**Set problem**
Make an exact copy of the entries below with the pictures removed.

[Items from a figure collection]
----------------------------------------

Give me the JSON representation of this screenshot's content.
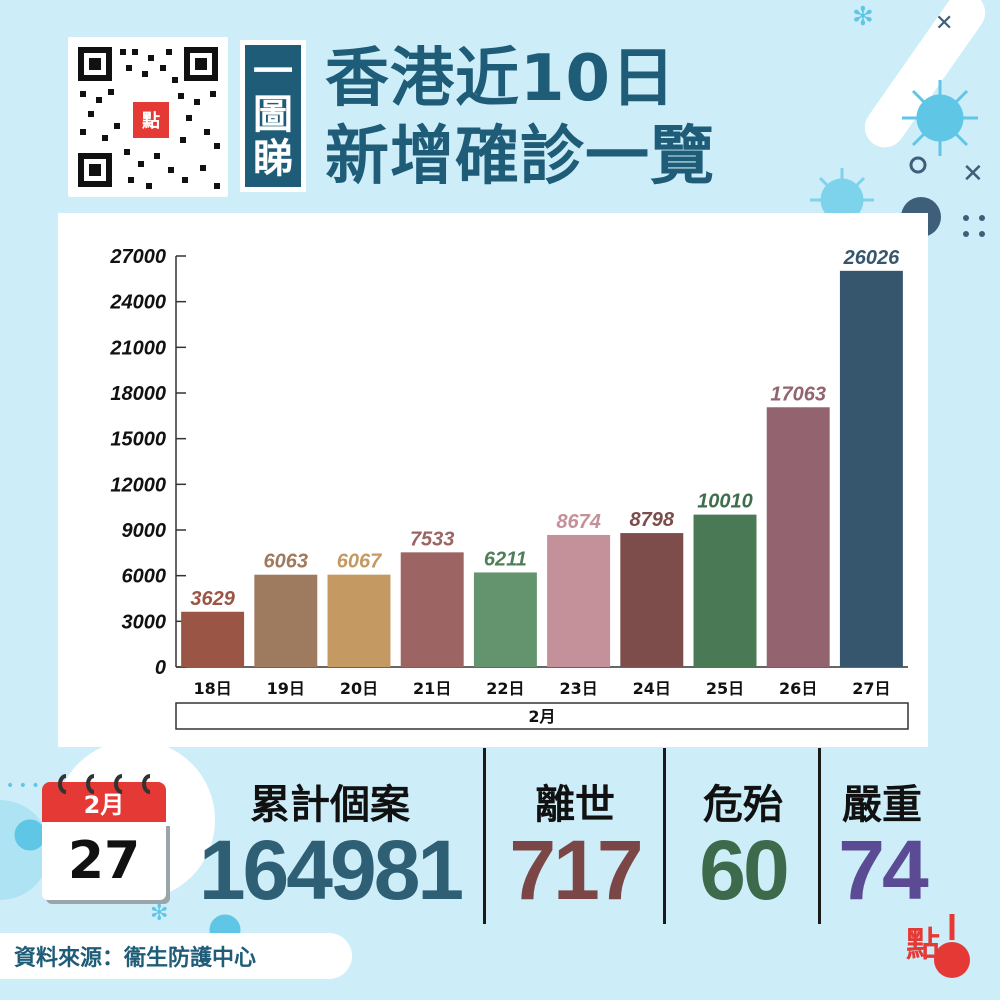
{
  "qr": {
    "logo_text": "點"
  },
  "header": {
    "tag_chars": [
      "一",
      "圖",
      "睇"
    ],
    "title_line1": "香港近10日",
    "title_line2": "新增確診一覽"
  },
  "chart_data": {
    "type": "bar",
    "categories": [
      "18日",
      "19日",
      "20日",
      "21日",
      "22日",
      "23日",
      "24日",
      "25日",
      "26日",
      "27日"
    ],
    "values": [
      3629,
      6063,
      6067,
      7533,
      6211,
      8674,
      8798,
      10010,
      17063,
      26026
    ],
    "bar_colors": [
      "#9b5545",
      "#9e7b5f",
      "#c49a62",
      "#9c6564",
      "#64946e",
      "#c4909a",
      "#7c4d4b",
      "#4a7a55",
      "#93646f",
      "#35566d"
    ],
    "label_colors": [
      "#9b5545",
      "#9e7b5f",
      "#c49a62",
      "#9c6564",
      "#4f7f5a",
      "#c4909a",
      "#7c4d4b",
      "#3f6e4b",
      "#93646f",
      "#35566d"
    ],
    "group_label": "2月",
    "yticks": [
      0,
      3000,
      6000,
      9000,
      12000,
      15000,
      18000,
      21000,
      24000,
      27000
    ],
    "ylim": [
      0,
      27000
    ],
    "grid": false,
    "title": "",
    "xlabel": "",
    "ylabel": ""
  },
  "calendar": {
    "month": "2月",
    "day": "27"
  },
  "stats": [
    {
      "label": "累計個案",
      "value": "164981",
      "color": "#2f5f75"
    },
    {
      "label": "離世",
      "value": "717",
      "color": "#7a4746"
    },
    {
      "label": "危殆",
      "value": "60",
      "color": "#3c6a4a"
    },
    {
      "label": "嚴重",
      "value": "74",
      "color": "#5a4b94"
    }
  ],
  "source": "資料來源：衞生防護中心",
  "brand_logo_text": "點"
}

----------------------------------------

**Expected answer**
Give me the JSON representation of this screenshot's content.
{
  "qr": {
    "logo_text": "點"
  },
  "header": {
    "tag_chars": [
      "一",
      "圖",
      "睇"
    ],
    "title_line1": "香港近10日",
    "title_line2": "新增確診一覽"
  },
  "chart_data": {
    "type": "bar",
    "categories": [
      "18日",
      "19日",
      "20日",
      "21日",
      "22日",
      "23日",
      "24日",
      "25日",
      "26日",
      "27日"
    ],
    "values": [
      3629,
      6063,
      6067,
      7533,
      6211,
      8674,
      8798,
      10010,
      17063,
      26026
    ],
    "bar_colors": [
      "#9b5545",
      "#9e7b5f",
      "#c49a62",
      "#9c6564",
      "#64946e",
      "#c4909a",
      "#7c4d4b",
      "#4a7a55",
      "#93646f",
      "#35566d"
    ],
    "label_colors": [
      "#9b5545",
      "#9e7b5f",
      "#c49a62",
      "#9c6564",
      "#4f7f5a",
      "#c4909a",
      "#7c4d4b",
      "#3f6e4b",
      "#93646f",
      "#35566d"
    ],
    "group_label": "2月",
    "yticks": [
      0,
      3000,
      6000,
      9000,
      12000,
      15000,
      18000,
      21000,
      24000,
      27000
    ],
    "ylim": [
      0,
      27000
    ],
    "grid": false,
    "title": "",
    "xlabel": "",
    "ylabel": ""
  },
  "calendar": {
    "month": "2月",
    "day": "27"
  },
  "stats": [
    {
      "label": "累計個案",
      "value": "164981",
      "color": "#2f5f75"
    },
    {
      "label": "離世",
      "value": "717",
      "color": "#7a4746"
    },
    {
      "label": "危殆",
      "value": "60",
      "color": "#3c6a4a"
    },
    {
      "label": "嚴重",
      "value": "74",
      "color": "#5a4b94"
    }
  ],
  "source": "資料來源：衞生防護中心",
  "brand_logo_text": "點"
}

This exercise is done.